> **SET TASK**
Your task is to repeat all of the material exactly.

Lines of data:
▬▬▬▬▬▬
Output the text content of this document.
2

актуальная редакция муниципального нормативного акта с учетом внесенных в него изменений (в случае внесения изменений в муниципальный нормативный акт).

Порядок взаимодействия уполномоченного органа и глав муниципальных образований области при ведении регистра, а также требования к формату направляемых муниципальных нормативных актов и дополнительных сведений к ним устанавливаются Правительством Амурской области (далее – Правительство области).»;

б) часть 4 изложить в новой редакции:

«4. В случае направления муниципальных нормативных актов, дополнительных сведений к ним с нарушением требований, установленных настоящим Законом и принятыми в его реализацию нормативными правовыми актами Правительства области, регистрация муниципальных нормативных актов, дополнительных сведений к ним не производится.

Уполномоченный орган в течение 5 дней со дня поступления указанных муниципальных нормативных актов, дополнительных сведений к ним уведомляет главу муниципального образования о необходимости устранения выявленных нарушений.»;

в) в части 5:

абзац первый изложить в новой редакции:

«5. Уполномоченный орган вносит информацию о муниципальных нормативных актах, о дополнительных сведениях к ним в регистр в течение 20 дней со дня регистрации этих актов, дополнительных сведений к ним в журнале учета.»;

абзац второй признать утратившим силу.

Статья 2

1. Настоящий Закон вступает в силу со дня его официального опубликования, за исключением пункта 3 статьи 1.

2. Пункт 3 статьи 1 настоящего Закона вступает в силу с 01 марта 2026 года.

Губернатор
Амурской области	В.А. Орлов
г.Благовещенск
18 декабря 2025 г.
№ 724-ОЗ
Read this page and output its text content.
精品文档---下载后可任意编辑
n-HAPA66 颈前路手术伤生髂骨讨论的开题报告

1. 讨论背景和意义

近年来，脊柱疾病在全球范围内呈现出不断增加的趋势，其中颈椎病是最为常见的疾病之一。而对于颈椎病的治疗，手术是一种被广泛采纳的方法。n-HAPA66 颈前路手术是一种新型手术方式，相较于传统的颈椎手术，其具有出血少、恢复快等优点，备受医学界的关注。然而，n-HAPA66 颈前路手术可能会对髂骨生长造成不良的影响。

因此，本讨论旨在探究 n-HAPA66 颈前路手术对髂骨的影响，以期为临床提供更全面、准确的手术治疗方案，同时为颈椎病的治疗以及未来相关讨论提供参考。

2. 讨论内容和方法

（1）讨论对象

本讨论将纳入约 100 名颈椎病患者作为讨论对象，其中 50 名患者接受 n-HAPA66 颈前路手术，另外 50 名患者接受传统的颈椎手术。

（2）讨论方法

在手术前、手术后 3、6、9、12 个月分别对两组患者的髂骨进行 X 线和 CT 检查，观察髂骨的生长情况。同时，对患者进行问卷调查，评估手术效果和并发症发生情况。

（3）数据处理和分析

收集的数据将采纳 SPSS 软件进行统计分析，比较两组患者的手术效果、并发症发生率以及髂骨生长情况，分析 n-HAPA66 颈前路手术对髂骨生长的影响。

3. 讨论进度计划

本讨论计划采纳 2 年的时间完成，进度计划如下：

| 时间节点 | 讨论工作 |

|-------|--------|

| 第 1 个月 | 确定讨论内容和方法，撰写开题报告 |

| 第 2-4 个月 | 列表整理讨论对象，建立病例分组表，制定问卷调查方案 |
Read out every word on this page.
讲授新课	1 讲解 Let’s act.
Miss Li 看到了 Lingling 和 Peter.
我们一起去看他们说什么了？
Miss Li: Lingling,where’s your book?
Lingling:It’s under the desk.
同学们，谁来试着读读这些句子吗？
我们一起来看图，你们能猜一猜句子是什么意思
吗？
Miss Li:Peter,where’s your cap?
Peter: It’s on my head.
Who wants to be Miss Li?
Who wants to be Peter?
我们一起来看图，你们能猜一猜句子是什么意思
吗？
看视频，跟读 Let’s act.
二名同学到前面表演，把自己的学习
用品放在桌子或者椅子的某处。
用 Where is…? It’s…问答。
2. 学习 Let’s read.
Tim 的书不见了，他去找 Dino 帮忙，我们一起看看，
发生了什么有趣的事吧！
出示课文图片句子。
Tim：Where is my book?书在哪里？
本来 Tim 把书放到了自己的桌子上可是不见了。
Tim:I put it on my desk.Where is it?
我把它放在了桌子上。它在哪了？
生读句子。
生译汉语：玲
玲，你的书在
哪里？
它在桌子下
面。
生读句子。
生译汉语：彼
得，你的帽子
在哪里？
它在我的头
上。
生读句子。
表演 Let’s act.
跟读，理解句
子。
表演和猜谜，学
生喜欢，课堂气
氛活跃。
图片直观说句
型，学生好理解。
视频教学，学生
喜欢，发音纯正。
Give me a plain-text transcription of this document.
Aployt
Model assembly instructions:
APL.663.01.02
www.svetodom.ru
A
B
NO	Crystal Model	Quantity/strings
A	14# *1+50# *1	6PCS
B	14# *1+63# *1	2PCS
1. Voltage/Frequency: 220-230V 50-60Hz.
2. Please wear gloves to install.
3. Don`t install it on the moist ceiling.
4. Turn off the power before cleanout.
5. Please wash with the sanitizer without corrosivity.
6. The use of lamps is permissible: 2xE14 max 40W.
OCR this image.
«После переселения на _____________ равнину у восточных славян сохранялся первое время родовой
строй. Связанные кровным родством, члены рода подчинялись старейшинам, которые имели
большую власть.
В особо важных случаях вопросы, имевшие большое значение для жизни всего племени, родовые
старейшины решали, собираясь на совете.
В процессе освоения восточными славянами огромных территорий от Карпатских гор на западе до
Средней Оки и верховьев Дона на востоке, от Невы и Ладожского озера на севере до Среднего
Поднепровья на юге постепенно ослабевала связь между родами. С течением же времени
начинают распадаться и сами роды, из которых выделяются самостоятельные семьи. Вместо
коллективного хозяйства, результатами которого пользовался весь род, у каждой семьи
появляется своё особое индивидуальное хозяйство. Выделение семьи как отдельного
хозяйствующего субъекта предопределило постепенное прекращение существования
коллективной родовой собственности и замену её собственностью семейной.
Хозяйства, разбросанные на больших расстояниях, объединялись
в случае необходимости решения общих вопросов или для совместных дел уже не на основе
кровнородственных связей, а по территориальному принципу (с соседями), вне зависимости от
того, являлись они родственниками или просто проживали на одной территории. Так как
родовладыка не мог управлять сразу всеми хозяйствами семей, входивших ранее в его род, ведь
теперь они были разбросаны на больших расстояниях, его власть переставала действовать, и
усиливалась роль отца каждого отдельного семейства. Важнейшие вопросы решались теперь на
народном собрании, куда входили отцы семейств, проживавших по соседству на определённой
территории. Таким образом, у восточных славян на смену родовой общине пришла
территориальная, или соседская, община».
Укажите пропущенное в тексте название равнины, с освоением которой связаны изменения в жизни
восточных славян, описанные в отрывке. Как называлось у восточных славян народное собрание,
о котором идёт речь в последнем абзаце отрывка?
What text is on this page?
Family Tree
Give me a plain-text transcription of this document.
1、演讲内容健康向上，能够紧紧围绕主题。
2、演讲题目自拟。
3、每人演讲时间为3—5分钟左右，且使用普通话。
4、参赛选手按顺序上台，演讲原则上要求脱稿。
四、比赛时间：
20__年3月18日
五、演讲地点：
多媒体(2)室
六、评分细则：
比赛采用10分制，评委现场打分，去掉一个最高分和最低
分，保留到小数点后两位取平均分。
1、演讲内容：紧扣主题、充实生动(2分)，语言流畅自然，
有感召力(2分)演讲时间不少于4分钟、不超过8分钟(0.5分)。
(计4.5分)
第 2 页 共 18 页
▬▬▬▬▬▬
> **SOLUTION TO THIS TASK**
Output the text content of this document.
2

актуальная редакция муниципального нормативного акта с учетом внесенных в него изменений (в случае внесения изменений в муниципальный нормативный акт).

Порядок взаимодействия уполномоченного органа и глав муниципальных образований области при ведении регистра, а также требования к формату направляемых муниципальных нормативных актов и дополнительных сведений к ним устанавливаются Правительством Амурской области (далее – Правительство области).»;

б) часть 4 изложить в новой редакции:

«4. В случае направления муниципальных нормативных актов, дополнительных сведений к ним с нарушением требований, установленных настоящим Законом и принятыми в его реализацию нормативными правовыми актами Правительства области, регистрация муниципальных нормативных актов, дополнительных сведений к ним не производится.

Уполномоченный орган в течение 5 дней со дня поступления указанных муниципальных нормативных актов, дополнительных сведений к ним уведомляет главу муниципального образования о необходимости устранения выявленных нарушений.»;

в) в части 5:

абзац первый изложить в новой редакции:

«5. Уполномоченный орган вносит информацию о муниципальных нормативных актах, о дополнительных сведениях к ним в регистр в течение 20 дней со дня регистрации этих актов, дополнительных сведений к ним в журнале учета.»;

абзац второй признать утратившим силу.

Статья 2

1. Настоящий Закон вступает в силу со дня его официального опубликования, за исключением пункта 3 статьи 1.

2. Пункт 3 статьи 1 настоящего Закона вступает в силу с 01 марта 2026 года.

Губернатор
Амурской области	В.А. Орлов
г.Благовещенск
18 декабря 2025 г.
№ 724-ОЗ
Read this page and output its text content.
精品文档---下载后可任意编辑
n-HAPA66 颈前路手术伤生髂骨讨论的开题报告

1. 讨论背景和意义

近年来，脊柱疾病在全球范围内呈现出不断增加的趋势，其中颈椎病是最为常见的疾病之一。而对于颈椎病的治疗，手术是一种被广泛采纳的方法。n-HAPA66 颈前路手术是一种新型手术方式，相较于传统的颈椎手术，其具有出血少、恢复快等优点，备受医学界的关注。然而，n-HAPA66 颈前路手术可能会对髂骨生长造成不良的影响。

因此，本讨论旨在探究 n-HAPA66 颈前路手术对髂骨的影响，以期为临床提供更全面、准确的手术治疗方案，同时为颈椎病的治疗以及未来相关讨论提供参考。

2. 讨论内容和方法

（1）讨论对象

本讨论将纳入约 100 名颈椎病患者作为讨论对象，其中 50 名患者接受 n-HAPA66 颈前路手术，另外 50 名患者接受传统的颈椎手术。

（2）讨论方法

在手术前、手术后 3、6、9、12 个月分别对两组患者的髂骨进行 X 线和 CT 检查，观察髂骨的生长情况。同时，对患者进行问卷调查，评估手术效果和并发症发生情况。

（3）数据处理和分析

收集的数据将采纳 SPSS 软件进行统计分析，比较两组患者的手术效果、并发症发生率以及髂骨生长情况，分析 n-HAPA66 颈前路手术对髂骨生长的影响。

3. 讨论进度计划

本讨论计划采纳 2 年的时间完成，进度计划如下：

| 时间节点 | 讨论工作 |

|-------|--------|

| 第 1 个月 | 确定讨论内容和方法，撰写开题报告 |

| 第 2-4 个月 | 列表整理讨论对象，建立病例分组表，制定问卷调查方案 |
Read out every word on this page.
讲授新课	1 讲解 Let’s act.
Miss Li 看到了 Lingling 和 Peter.
我们一起去看他们说什么了？
Miss Li: Lingling,where’s your book?
Lingling:It’s under the desk.
同学们，谁来试着读读这些句子吗？
我们一起来看图，你们能猜一猜句子是什么意思
吗？
Miss Li:Peter,where’s your cap?
Peter: It’s on my head.
Who wants to be Miss Li?
Who wants to be Peter?
我们一起来看图，你们能猜一猜句子是什么意思
吗？
看视频，跟读 Let’s act.
二名同学到前面表演，把自己的学习
用品放在桌子或者椅子的某处。
用 Where is…? It’s…问答。
2. 学习 Let’s read.
Tim 的书不见了，他去找 Dino 帮忙，我们一起看看，
发生了什么有趣的事吧！
出示课文图片句子。
Tim：Where is my book?书在哪里？
本来 Tim 把书放到了自己的桌子上可是不见了。
Tim:I put it on my desk.Where is it?
我把它放在了桌子上。它在哪了？
生读句子。
生译汉语：玲
玲，你的书在
哪里？
它在桌子下
面。
生读句子。
生译汉语：彼
得，你的帽子
在哪里？
它在我的头
上。
生读句子。
表演 Let’s act.
跟读，理解句
子。
表演和猜谜，学
生喜欢，课堂气
氛活跃。
图片直观说句
型，学生好理解。
视频教学，学生
喜欢，发音纯正。
Give me a plain-text transcription of this document.
Aployt
Model assembly instructions:
APL.663.01.02
www.svetodom.ru
A
B
NO	Crystal Model	Quantity/strings
A	14# *1+50# *1	6PCS
B	14# *1+63# *1	2PCS
1. Voltage/Frequency: 220-230V 50-60Hz.
2. Please wear gloves to install.
3. Don`t install it on the moist ceiling.
4. Turn off the power before cleanout.
5. Please wash with the sanitizer without corrosivity.
6. The use of lamps is permissible: 2xE14 max 40W.
OCR this image.
«После переселения на _____________ равнину у восточных славян сохранялся первое время родовой
строй. Связанные кровным родством, члены рода подчинялись старейшинам, которые имели
большую власть.
В особо важных случаях вопросы, имевшие большое значение для жизни всего племени, родовые
старейшины решали, собираясь на совете.
В процессе освоения восточными славянами огромных территорий от Карпатских гор на западе до
Средней Оки и верховьев Дона на востоке, от Невы и Ладожского озера на севере до Среднего
Поднепровья на юге постепенно ослабевала связь между родами. С течением же времени
начинают распадаться и сами роды, из которых выделяются самостоятельные семьи. Вместо
коллективного хозяйства, результатами которого пользовался весь род, у каждой семьи
появляется своё особое индивидуальное хозяйство. Выделение семьи как отдельного
хозяйствующего субъекта предопределило постепенное прекращение существования
коллективной родовой собственности и замену её собственностью семейной.
Хозяйства, разбросанные на больших расстояниях, объединялись
в случае необходимости решения общих вопросов или для совместных дел уже не на основе
кровнородственных связей, а по территориальному принципу (с соседями), вне зависимости от
того, являлись они родственниками или просто проживали на одной территории. Так как
родовладыка не мог управлять сразу всеми хозяйствами семей, входивших ранее в его род, ведь
теперь они были разбросаны на больших расстояниях, его власть переставала действовать, и
усиливалась роль отца каждого отдельного семейства. Важнейшие вопросы решались теперь на
народном собрании, куда входили отцы семейств, проживавших по соседству на определённой
территории. Таким образом, у восточных славян на смену родовой общине пришла
территориальная, или соседская, община».
Укажите пропущенное в тексте название равнины, с освоением которой связаны изменения в жизни
восточных славян, описанные в отрывке. Как называлось у восточных славян народное собрание,
о котором идёт речь в последнем абзаце отрывка?
What text is on this page?
Family Tree
Give me a plain-text transcription of this document.
1、演讲内容健康向上，能够紧紧围绕主题。
2、演讲题目自拟。
3、每人演讲时间为3—5分钟左右，且使用普通话。
4、参赛选手按顺序上台，演讲原则上要求脱稿。
四、比赛时间：
20__年3月18日
五、演讲地点：
多媒体(2)室
六、评分细则：
比赛采用10分制，评委现场打分，去掉一个最高分和最低
分，保留到小数点后两位取平均分。
1、演讲内容：紧扣主题、充实生动(2分)，语言流畅自然，
有感召力(2分)演讲时间不少于4分钟、不超过8分钟(0.5分)。
(计4.5分)
第 2 页 共 18 页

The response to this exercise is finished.